■ GIVEN TASK ■
Output only the lines that run from the line holding "What's the underlying" to the end of the entries, both ends included, and skip the pictures.

■ SUPPLIED RECORDS ■
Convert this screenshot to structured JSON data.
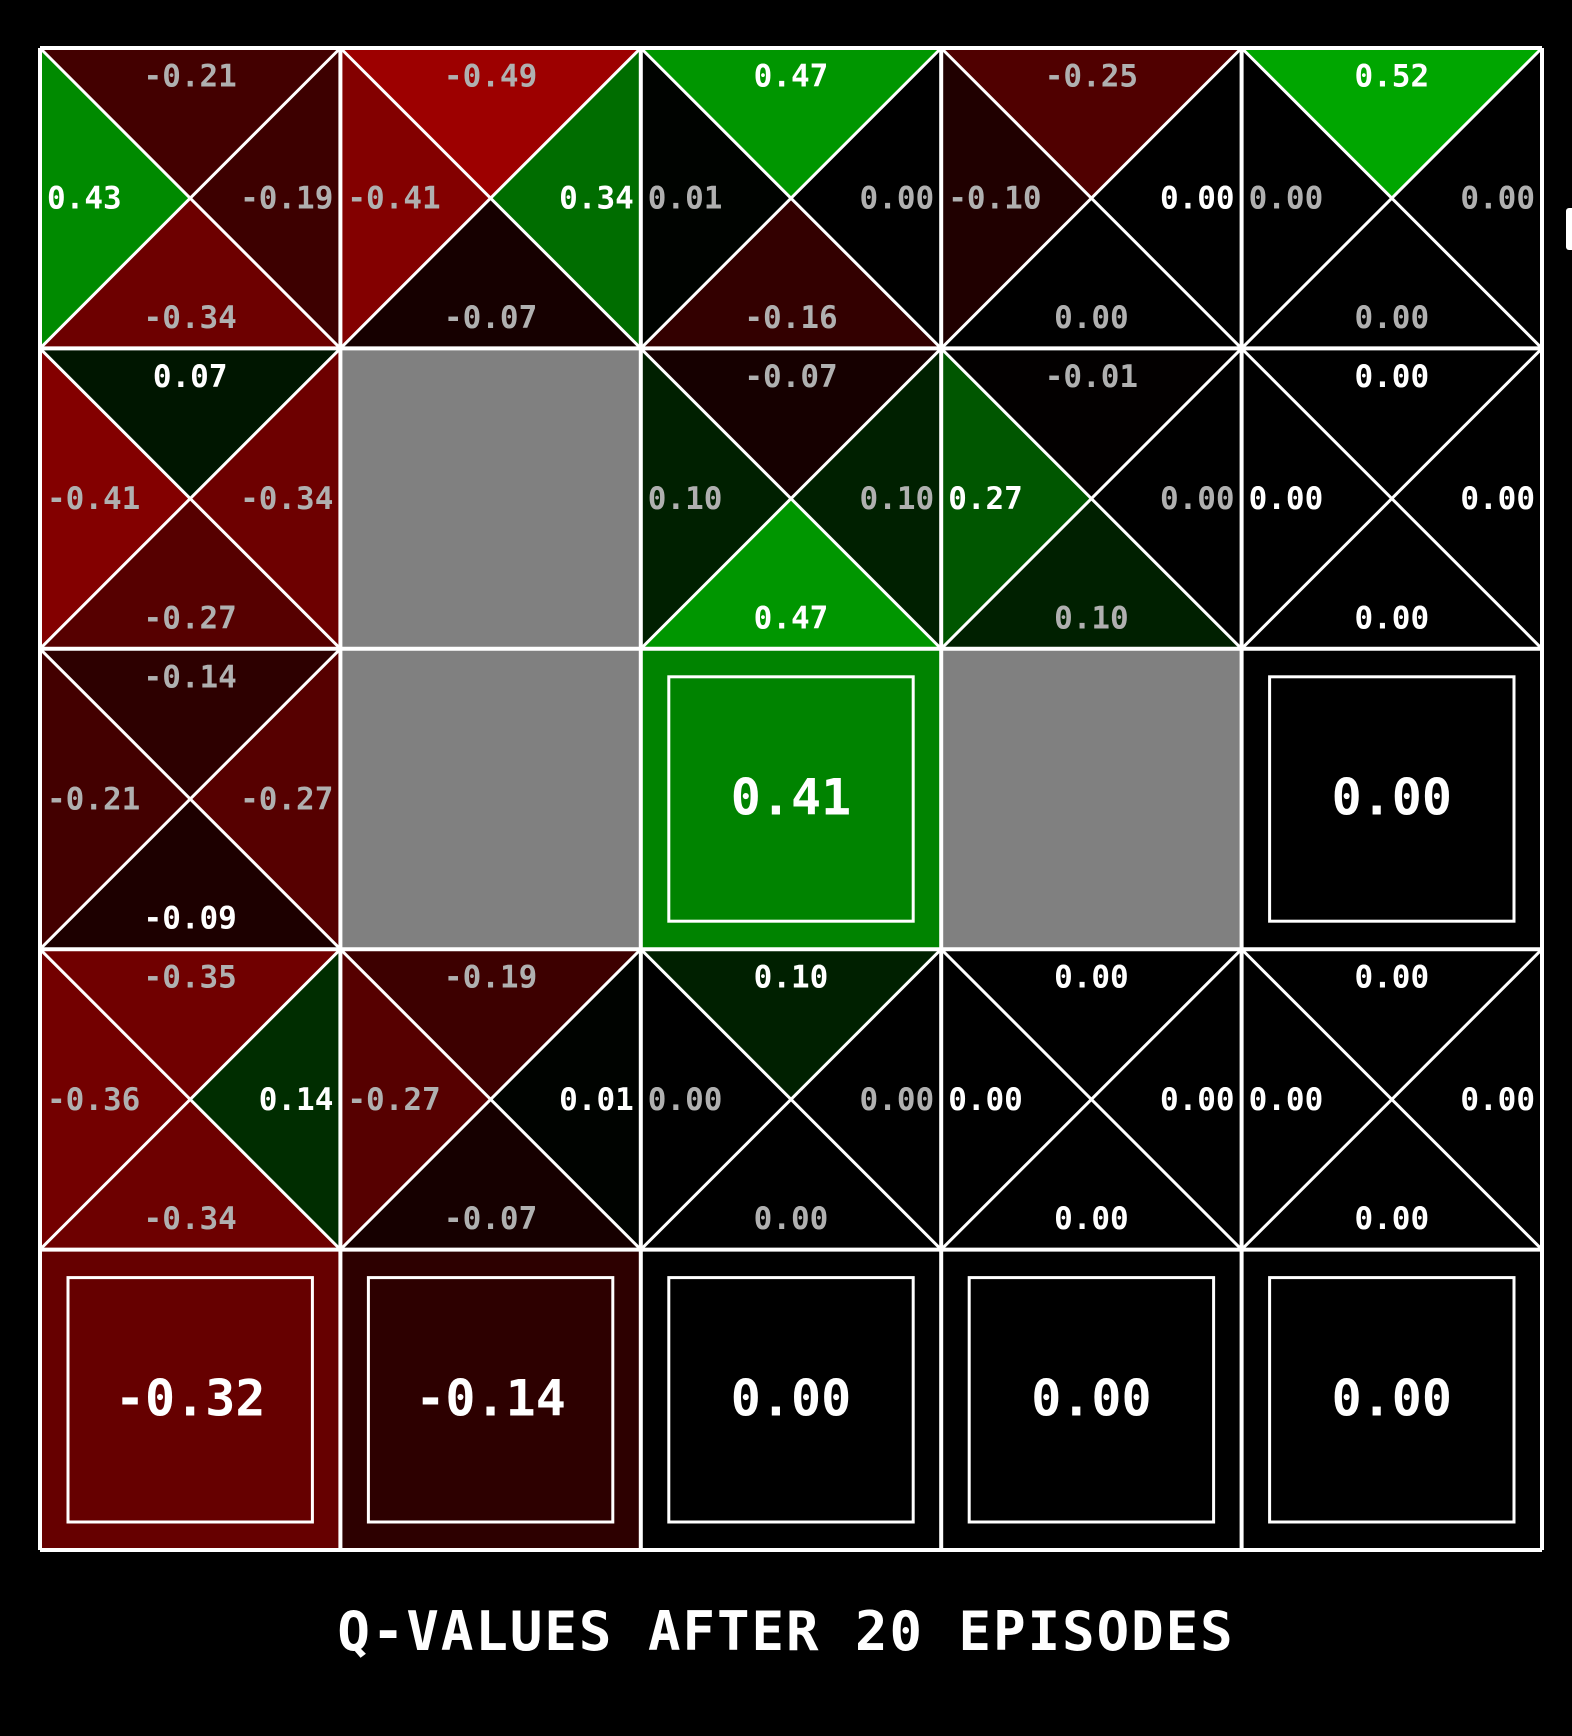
{
  "title": "Q-VALUES AFTER 20 EPISODES",
  "colors": {
    "background": "#000000",
    "wall": "#808080",
    "grid_lines": "#ffffff",
    "positive": "#00a000",
    "negative": "#a00000"
  },
  "grid": {
    "rows": 5,
    "cols": 5,
    "cells": [
      [
        {
          "type": "q",
          "north": "-0.21",
          "east": "-0.19",
          "south": "-0.34",
          "west": "0.43",
          "best": "west"
        },
        {
          "type": "q",
          "north": "-0.49",
          "east": "0.34",
          "south": "-0.07",
          "west": "-0.41",
          "best": "east"
        },
        {
          "type": "q",
          "north": "0.47",
          "east": "0.00",
          "south": "-0.16",
          "west": "0.01",
          "best": "north"
        },
        {
          "type": "q",
          "north": "-0.25",
          "east": "0.00",
          "south": "0.00",
          "west": "-0.10",
          "best": "east"
        },
        {
          "type": "q",
          "north": "0.52",
          "east": "0.00",
          "south": "0.00",
          "west": "0.00",
          "best": "north"
        }
      ],
      [
        {
          "type": "q",
          "north": "0.07",
          "east": "-0.34",
          "south": "-0.27",
          "west": "-0.41",
          "best": "north"
        },
        {
          "type": "wall"
        },
        {
          "type": "q",
          "north": "-0.07",
          "east": "0.10",
          "south": "0.47",
          "west": "0.10",
          "best": "south"
        },
        {
          "type": "q",
          "north": "-0.01",
          "east": "0.00",
          "south": "0.10",
          "west": "0.27",
          "best": "west"
        },
        {
          "type": "q",
          "north": "0.00",
          "east": "0.00",
          "south": "0.00",
          "west": "0.00",
          "best": "all"
        }
      ],
      [
        {
          "type": "q",
          "north": "-0.14",
          "east": "-0.27",
          "south": "-0.09",
          "west": "-0.21",
          "best": "south"
        },
        {
          "type": "wall"
        },
        {
          "type": "exit",
          "value": "0.41"
        },
        {
          "type": "wall"
        },
        {
          "type": "exit",
          "value": "0.00"
        }
      ],
      [
        {
          "type": "q",
          "north": "-0.35",
          "east": "0.14",
          "south": "-0.34",
          "west": "-0.36",
          "best": "east"
        },
        {
          "type": "q",
          "north": "-0.19",
          "east": "0.01",
          "south": "-0.07",
          "west": "-0.27",
          "best": "east"
        },
        {
          "type": "q",
          "north": "0.10",
          "east": "0.00",
          "south": "0.00",
          "west": "0.00",
          "best": "north"
        },
        {
          "type": "q",
          "north": "0.00",
          "east": "0.00",
          "south": "0.00",
          "west": "0.00",
          "best": "all"
        },
        {
          "type": "q",
          "north": "0.00",
          "east": "0.00",
          "south": "0.00",
          "west": "0.00",
          "best": "all"
        }
      ],
      [
        {
          "type": "exit",
          "value": "-0.32"
        },
        {
          "type": "exit",
          "value": "-0.14"
        },
        {
          "type": "exit",
          "value": "0.00"
        },
        {
          "type": "exit",
          "value": "0.00"
        },
        {
          "type": "exit",
          "value": "0.00"
        }
      ]
    ]
  }
}
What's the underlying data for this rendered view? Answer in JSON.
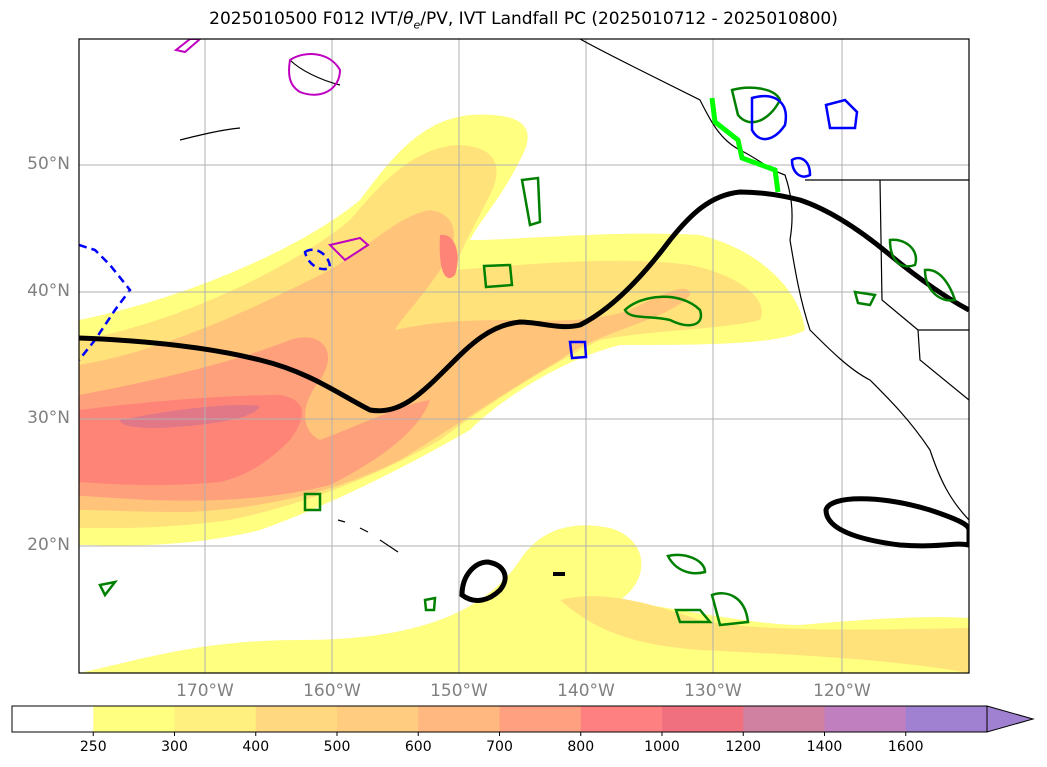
{
  "title": "2025010500 F012 IVT/θe/PV, IVT Landfall PC (2025010712 - 2025010800)",
  "title_parts": {
    "prefix": "2025010500 F012 IVT/",
    "theta": "θ",
    "sub": "e",
    "suffix": "/PV, IVT Landfall PC (2025010712 - 2025010800)"
  },
  "lat_labels": [
    "50°N",
    "40°N",
    "30°N",
    "20°N"
  ],
  "lon_labels": [
    "170°W",
    "160°W",
    "150°W",
    "140°W",
    "130°W",
    "120°W"
  ],
  "colorbar": {
    "levels": [
      "250",
      "300",
      "400",
      "500",
      "600",
      "700",
      "800",
      "1000",
      "1200",
      "1400",
      "1600"
    ],
    "colors": [
      "#ffffff",
      "#ffff80",
      "#fff080",
      "#ffd880",
      "#ffcc80",
      "#ffb880",
      "#ffa080",
      "#ff8080",
      "#f07080",
      "#d080a0",
      "#c080c0",
      "#a080d0"
    ]
  },
  "legend_colors": {
    "theta_e_contour": "#000000",
    "pv_positive": "#008000",
    "pv_negative": "#0000ff",
    "pv_magenta": "#c000c0",
    "landfall": "#00ff00"
  }
}
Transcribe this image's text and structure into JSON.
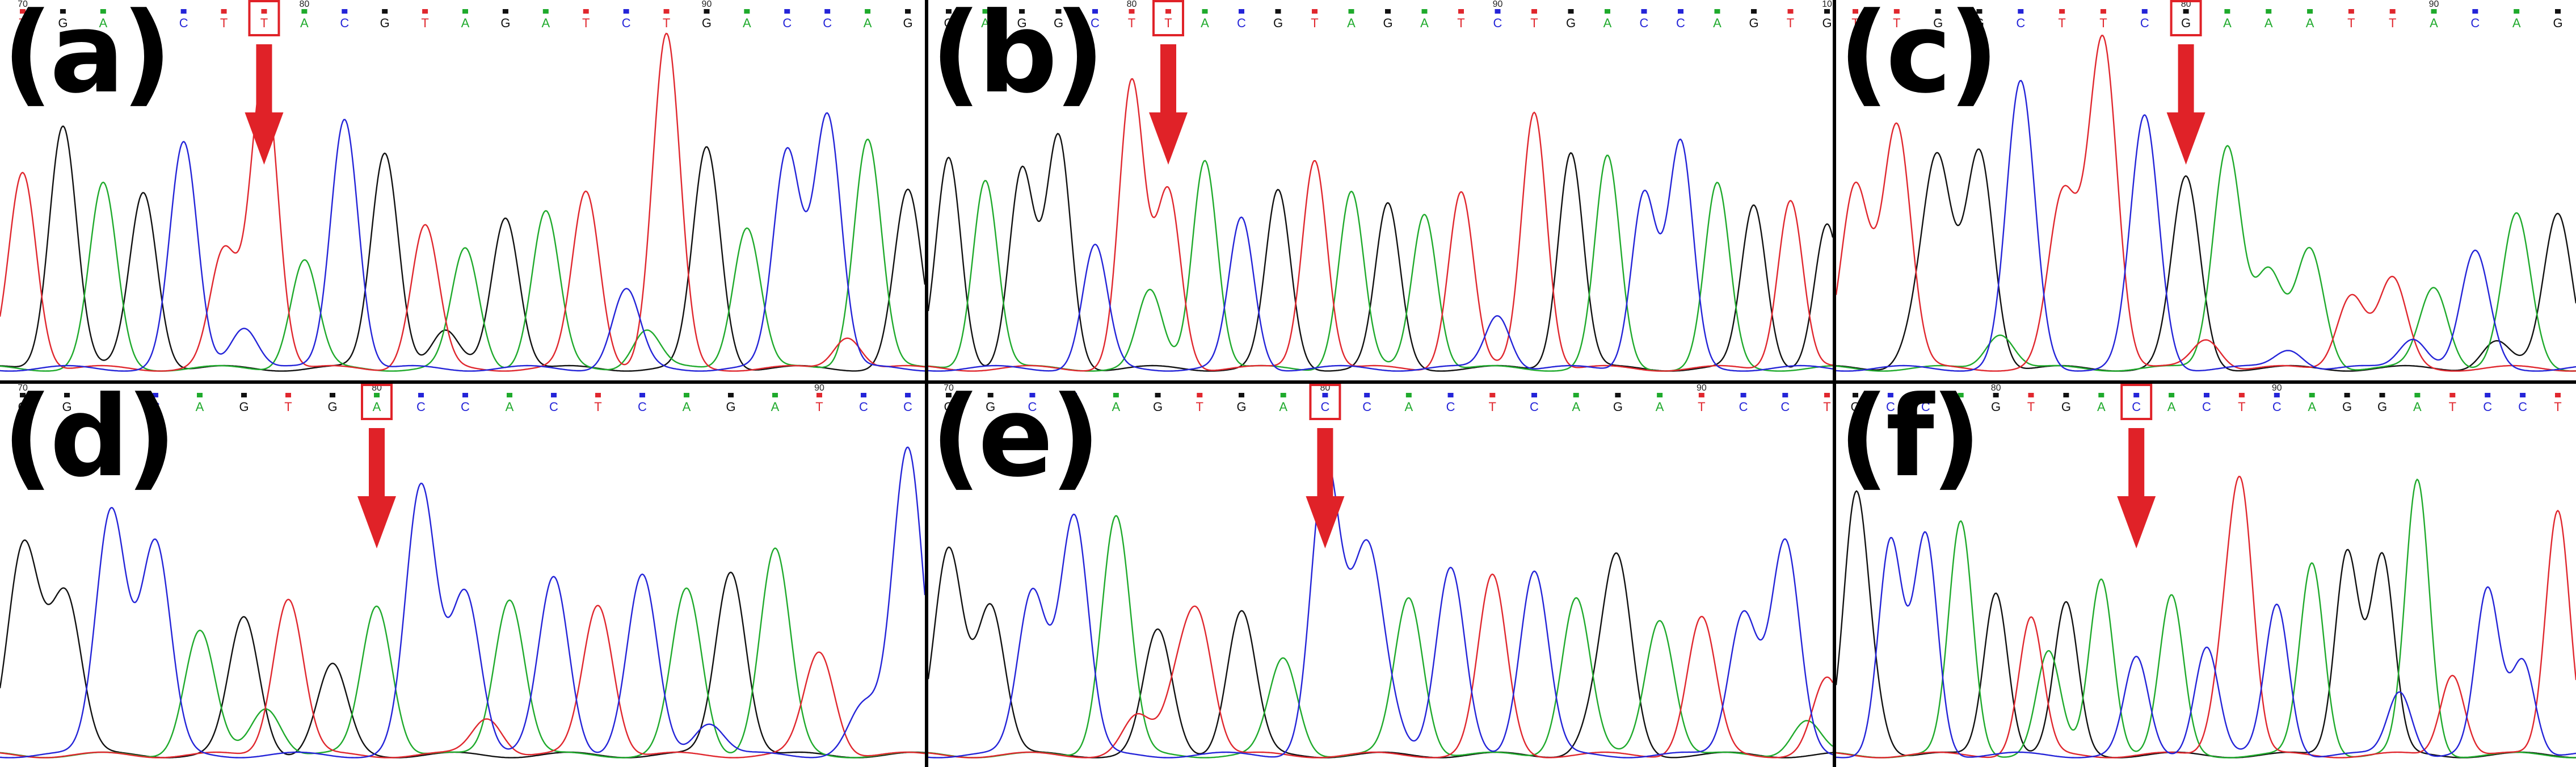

■ FINISHED ANSWER ■
What's the underlying data for this rendered view? Answer in JSON.
{
  "title": "2025010500 F012 IVT/θe/PV, IVT Landfall PC (2025010712 - 2025010800)",
  "title_parts": {
    "prefix": "2025010500 F012 IVT/",
    "theta": "θ",
    "sub": "e",
    "suffix": "/PV, IVT Landfall PC (2025010712 - 2025010800)"
  },
  "lat_labels": [
    "50°N",
    "40°N",
    "30°N",
    "20°N"
  ],
  "lon_labels": [
    "170°W",
    "160°W",
    "150°W",
    "140°W",
    "130°W",
    "120°W"
  ],
  "colorbar": {
    "levels": [
      "250",
      "300",
      "400",
      "500",
      "600",
      "700",
      "800",
      "1000",
      "1200",
      "1400",
      "1600"
    ],
    "colors": [
      "#ffffff",
      "#ffff80",
      "#fff080",
      "#ffd880",
      "#ffcc80",
      "#ffb880",
      "#ffa080",
      "#ff8080",
      "#f07080",
      "#d080a0",
      "#c080c0",
      "#a080d0"
    ]
  },
  "legend_colors": {
    "theta_e_contour": "#000000",
    "pv_positive": "#008000",
    "pv_negative": "#0000ff",
    "pv_magenta": "#c000c0",
    "landfall": "#00ff00"
  }
}
Transcribe this image's text and structure into JSON.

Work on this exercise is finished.